-- DIRECTIONS FOR THIS TASK --
Reproduce the records below in their entirety, character for character.

-- SUPPLIED INFORMATION --
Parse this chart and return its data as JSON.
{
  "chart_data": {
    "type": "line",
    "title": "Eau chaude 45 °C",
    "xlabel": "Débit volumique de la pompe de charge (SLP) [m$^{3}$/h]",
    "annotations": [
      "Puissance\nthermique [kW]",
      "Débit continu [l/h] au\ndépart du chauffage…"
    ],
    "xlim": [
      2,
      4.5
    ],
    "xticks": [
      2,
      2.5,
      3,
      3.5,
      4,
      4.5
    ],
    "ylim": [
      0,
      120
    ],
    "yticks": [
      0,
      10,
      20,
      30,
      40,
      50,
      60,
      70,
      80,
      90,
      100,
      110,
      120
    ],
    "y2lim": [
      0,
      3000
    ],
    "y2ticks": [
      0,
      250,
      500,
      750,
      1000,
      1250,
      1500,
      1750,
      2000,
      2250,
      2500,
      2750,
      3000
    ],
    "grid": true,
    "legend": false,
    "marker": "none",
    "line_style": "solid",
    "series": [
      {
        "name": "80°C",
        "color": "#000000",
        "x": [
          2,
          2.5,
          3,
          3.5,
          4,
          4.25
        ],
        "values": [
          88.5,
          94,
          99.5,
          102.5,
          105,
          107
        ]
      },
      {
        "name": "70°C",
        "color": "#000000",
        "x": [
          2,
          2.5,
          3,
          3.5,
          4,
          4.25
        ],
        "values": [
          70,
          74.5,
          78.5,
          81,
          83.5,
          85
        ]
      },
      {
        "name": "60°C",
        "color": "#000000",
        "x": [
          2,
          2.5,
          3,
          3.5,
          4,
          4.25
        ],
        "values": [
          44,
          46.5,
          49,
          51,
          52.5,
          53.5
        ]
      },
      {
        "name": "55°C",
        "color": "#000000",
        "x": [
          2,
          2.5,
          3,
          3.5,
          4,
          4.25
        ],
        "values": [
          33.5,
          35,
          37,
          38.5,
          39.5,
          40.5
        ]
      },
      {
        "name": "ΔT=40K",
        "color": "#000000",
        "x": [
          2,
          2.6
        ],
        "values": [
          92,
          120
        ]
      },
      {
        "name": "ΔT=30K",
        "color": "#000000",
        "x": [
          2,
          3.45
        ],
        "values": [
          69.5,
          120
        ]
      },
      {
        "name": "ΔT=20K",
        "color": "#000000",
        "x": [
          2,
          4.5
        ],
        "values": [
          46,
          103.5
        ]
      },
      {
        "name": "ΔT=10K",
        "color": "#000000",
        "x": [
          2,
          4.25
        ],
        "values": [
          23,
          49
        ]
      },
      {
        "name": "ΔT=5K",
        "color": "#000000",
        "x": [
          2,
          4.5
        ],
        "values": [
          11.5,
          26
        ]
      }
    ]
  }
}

-- WRITTEN REPLY --
Parse this chart and return its data as JSON.
{
  "chart_data": {
    "type": "line",
    "title": "Eau chaude 45 °C",
    "xlabel": "Débit volumique de la pompe de charge (SLP) [m$^{3}$/h]",
    "annotations": [
      "Puissance\nthermique [kW]",
      "Débit continu [l/h] au\ndépart du chauffage…"
    ],
    "xlim": [
      2,
      4.5
    ],
    "xticks": [
      2,
      2.5,
      3,
      3.5,
      4,
      4.5
    ],
    "ylim": [
      0,
      120
    ],
    "yticks": [
      0,
      10,
      20,
      30,
      40,
      50,
      60,
      70,
      80,
      90,
      100,
      110,
      120
    ],
    "y2lim": [
      0,
      3000
    ],
    "y2ticks": [
      0,
      250,
      500,
      750,
      1000,
      1250,
      1500,
      1750,
      2000,
      2250,
      2500,
      2750,
      3000
    ],
    "grid": true,
    "legend": false,
    "marker": "none",
    "line_style": "solid",
    "series": [
      {
        "name": "80°C",
        "color": "#000000",
        "x": [
          2,
          2.5,
          3,
          3.5,
          4,
          4.25
        ],
        "values": [
          88.5,
          94,
          99.5,
          102.5,
          105,
          107
        ]
      },
      {
        "name": "70°C",
        "color": "#000000",
        "x": [
          2,
          2.5,
          3,
          3.5,
          4,
          4.25
        ],
        "values": [
          70,
          74.5,
          78.5,
          81,
          83.5,
          85
        ]
      },
      {
        "name": "60°C",
        "color": "#000000",
        "x": [
          2,
          2.5,
          3,
          3.5,
          4,
          4.25
        ],
        "values": [
          44,
          46.5,
          49,
          51,
          52.5,
          53.5
        ]
      },
      {
        "name": "55°C",
        "color": "#000000",
        "x": [
          2,
          2.5,
          3,
          3.5,
          4,
          4.25
        ],
        "values": [
          33.5,
          35,
          37,
          38.5,
          39.5,
          40.5
        ]
      },
      {
        "name": "ΔT=40K",
        "color": "#000000",
        "x": [
          2,
          2.6
        ],
        "values": [
          92,
          120
        ]
      },
      {
        "name": "ΔT=30K",
        "color": "#000000",
        "x": [
          2,
          3.45
        ],
        "values": [
          69.5,
          120
        ]
      },
      {
        "name": "ΔT=20K",
        "color": "#000000",
        "x": [
          2,
          4.5
        ],
        "values": [
          46,
          103.5
        ]
      },
      {
        "name": "ΔT=10K",
        "color": "#000000",
        "x": [
          2,
          4.25
        ],
        "values": [
          23,
          49
        ]
      },
      {
        "name": "ΔT=5K",
        "color": "#000000",
        "x": [
          2,
          4.5
        ],
        "values": [
          11.5,
          26
        ]
      }
    ]
  }
}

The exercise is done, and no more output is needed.